## REQUIREMENT
Every line must be returned precisely as it is written.

## AVAILABLE DATA

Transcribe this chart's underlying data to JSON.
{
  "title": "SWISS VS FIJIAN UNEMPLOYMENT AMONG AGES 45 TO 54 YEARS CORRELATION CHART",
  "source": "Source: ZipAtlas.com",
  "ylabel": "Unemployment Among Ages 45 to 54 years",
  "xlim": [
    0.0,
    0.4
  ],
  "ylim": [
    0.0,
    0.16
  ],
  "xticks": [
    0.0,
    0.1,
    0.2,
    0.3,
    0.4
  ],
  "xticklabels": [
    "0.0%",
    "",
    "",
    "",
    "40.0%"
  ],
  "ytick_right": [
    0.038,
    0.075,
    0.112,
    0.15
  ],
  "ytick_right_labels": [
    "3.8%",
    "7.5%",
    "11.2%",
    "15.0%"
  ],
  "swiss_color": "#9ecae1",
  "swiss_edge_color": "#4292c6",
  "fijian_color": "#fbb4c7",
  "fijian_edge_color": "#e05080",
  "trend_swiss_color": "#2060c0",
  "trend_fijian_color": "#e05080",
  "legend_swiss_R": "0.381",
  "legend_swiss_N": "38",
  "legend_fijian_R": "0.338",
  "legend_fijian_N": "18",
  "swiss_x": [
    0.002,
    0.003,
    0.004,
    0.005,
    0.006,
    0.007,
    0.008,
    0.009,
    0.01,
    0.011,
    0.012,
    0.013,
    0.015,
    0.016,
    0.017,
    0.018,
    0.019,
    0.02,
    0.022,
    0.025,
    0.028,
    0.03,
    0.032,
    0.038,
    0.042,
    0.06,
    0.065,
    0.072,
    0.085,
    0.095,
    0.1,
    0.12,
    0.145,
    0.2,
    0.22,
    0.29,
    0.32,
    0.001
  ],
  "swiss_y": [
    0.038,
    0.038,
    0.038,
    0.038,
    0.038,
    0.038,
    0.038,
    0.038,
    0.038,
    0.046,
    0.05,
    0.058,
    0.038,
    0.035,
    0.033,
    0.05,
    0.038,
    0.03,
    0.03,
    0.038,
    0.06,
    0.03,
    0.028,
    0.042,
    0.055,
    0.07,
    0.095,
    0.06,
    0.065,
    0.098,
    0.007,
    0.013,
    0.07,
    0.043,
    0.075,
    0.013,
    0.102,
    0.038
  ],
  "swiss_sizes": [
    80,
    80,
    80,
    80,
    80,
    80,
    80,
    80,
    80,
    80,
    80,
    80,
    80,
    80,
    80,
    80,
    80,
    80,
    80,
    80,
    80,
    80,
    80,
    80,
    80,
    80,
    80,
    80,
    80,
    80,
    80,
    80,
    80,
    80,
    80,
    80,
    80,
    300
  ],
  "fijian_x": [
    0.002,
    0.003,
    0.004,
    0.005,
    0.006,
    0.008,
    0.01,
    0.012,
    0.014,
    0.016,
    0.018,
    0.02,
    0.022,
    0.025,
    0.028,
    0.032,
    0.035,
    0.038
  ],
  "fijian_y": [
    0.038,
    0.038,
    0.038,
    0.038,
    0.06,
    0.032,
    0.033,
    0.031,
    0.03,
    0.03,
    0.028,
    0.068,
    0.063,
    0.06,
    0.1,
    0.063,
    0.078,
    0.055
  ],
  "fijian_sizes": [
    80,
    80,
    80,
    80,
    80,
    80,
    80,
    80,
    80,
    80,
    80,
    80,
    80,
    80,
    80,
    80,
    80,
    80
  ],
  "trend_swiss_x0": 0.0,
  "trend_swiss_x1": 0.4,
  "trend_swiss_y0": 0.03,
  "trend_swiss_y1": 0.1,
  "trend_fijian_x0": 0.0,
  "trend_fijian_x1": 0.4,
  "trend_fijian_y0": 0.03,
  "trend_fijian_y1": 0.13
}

## TASK OUTPUT
Transcribe this chart's underlying data to JSON.
{
  "title": "SWISS VS FIJIAN UNEMPLOYMENT AMONG AGES 45 TO 54 YEARS CORRELATION CHART",
  "source": "Source: ZipAtlas.com",
  "ylabel": "Unemployment Among Ages 45 to 54 years",
  "xlim": [
    0.0,
    0.4
  ],
  "ylim": [
    0.0,
    0.16
  ],
  "xticks": [
    0.0,
    0.1,
    0.2,
    0.3,
    0.4
  ],
  "xticklabels": [
    "0.0%",
    "",
    "",
    "",
    "40.0%"
  ],
  "ytick_right": [
    0.038,
    0.075,
    0.112,
    0.15
  ],
  "ytick_right_labels": [
    "3.8%",
    "7.5%",
    "11.2%",
    "15.0%"
  ],
  "swiss_color": "#9ecae1",
  "swiss_edge_color": "#4292c6",
  "fijian_color": "#fbb4c7",
  "fijian_edge_color": "#e05080",
  "trend_swiss_color": "#2060c0",
  "trend_fijian_color": "#e05080",
  "legend_swiss_R": "0.381",
  "legend_swiss_N": "38",
  "legend_fijian_R": "0.338",
  "legend_fijian_N": "18",
  "swiss_x": [
    0.002,
    0.003,
    0.004,
    0.005,
    0.006,
    0.007,
    0.008,
    0.009,
    0.01,
    0.011,
    0.012,
    0.013,
    0.015,
    0.016,
    0.017,
    0.018,
    0.019,
    0.02,
    0.022,
    0.025,
    0.028,
    0.03,
    0.032,
    0.038,
    0.042,
    0.06,
    0.065,
    0.072,
    0.085,
    0.095,
    0.1,
    0.12,
    0.145,
    0.2,
    0.22,
    0.29,
    0.32,
    0.001
  ],
  "swiss_y": [
    0.038,
    0.038,
    0.038,
    0.038,
    0.038,
    0.038,
    0.038,
    0.038,
    0.038,
    0.046,
    0.05,
    0.058,
    0.038,
    0.035,
    0.033,
    0.05,
    0.038,
    0.03,
    0.03,
    0.038,
    0.06,
    0.03,
    0.028,
    0.042,
    0.055,
    0.07,
    0.095,
    0.06,
    0.065,
    0.098,
    0.007,
    0.013,
    0.07,
    0.043,
    0.075,
    0.013,
    0.102,
    0.038
  ],
  "swiss_sizes": [
    80,
    80,
    80,
    80,
    80,
    80,
    80,
    80,
    80,
    80,
    80,
    80,
    80,
    80,
    80,
    80,
    80,
    80,
    80,
    80,
    80,
    80,
    80,
    80,
    80,
    80,
    80,
    80,
    80,
    80,
    80,
    80,
    80,
    80,
    80,
    80,
    80,
    300
  ],
  "fijian_x": [
    0.002,
    0.003,
    0.004,
    0.005,
    0.006,
    0.008,
    0.01,
    0.012,
    0.014,
    0.016,
    0.018,
    0.02,
    0.022,
    0.025,
    0.028,
    0.032,
    0.035,
    0.038
  ],
  "fijian_y": [
    0.038,
    0.038,
    0.038,
    0.038,
    0.06,
    0.032,
    0.033,
    0.031,
    0.03,
    0.03,
    0.028,
    0.068,
    0.063,
    0.06,
    0.1,
    0.063,
    0.078,
    0.055
  ],
  "fijian_sizes": [
    80,
    80,
    80,
    80,
    80,
    80,
    80,
    80,
    80,
    80,
    80,
    80,
    80,
    80,
    80,
    80,
    80,
    80
  ],
  "trend_swiss_x0": 0.0,
  "trend_swiss_x1": 0.4,
  "trend_swiss_y0": 0.03,
  "trend_swiss_y1": 0.1,
  "trend_fijian_x0": 0.0,
  "trend_fijian_x1": 0.4,
  "trend_fijian_y0": 0.03,
  "trend_fijian_y1": 0.13
}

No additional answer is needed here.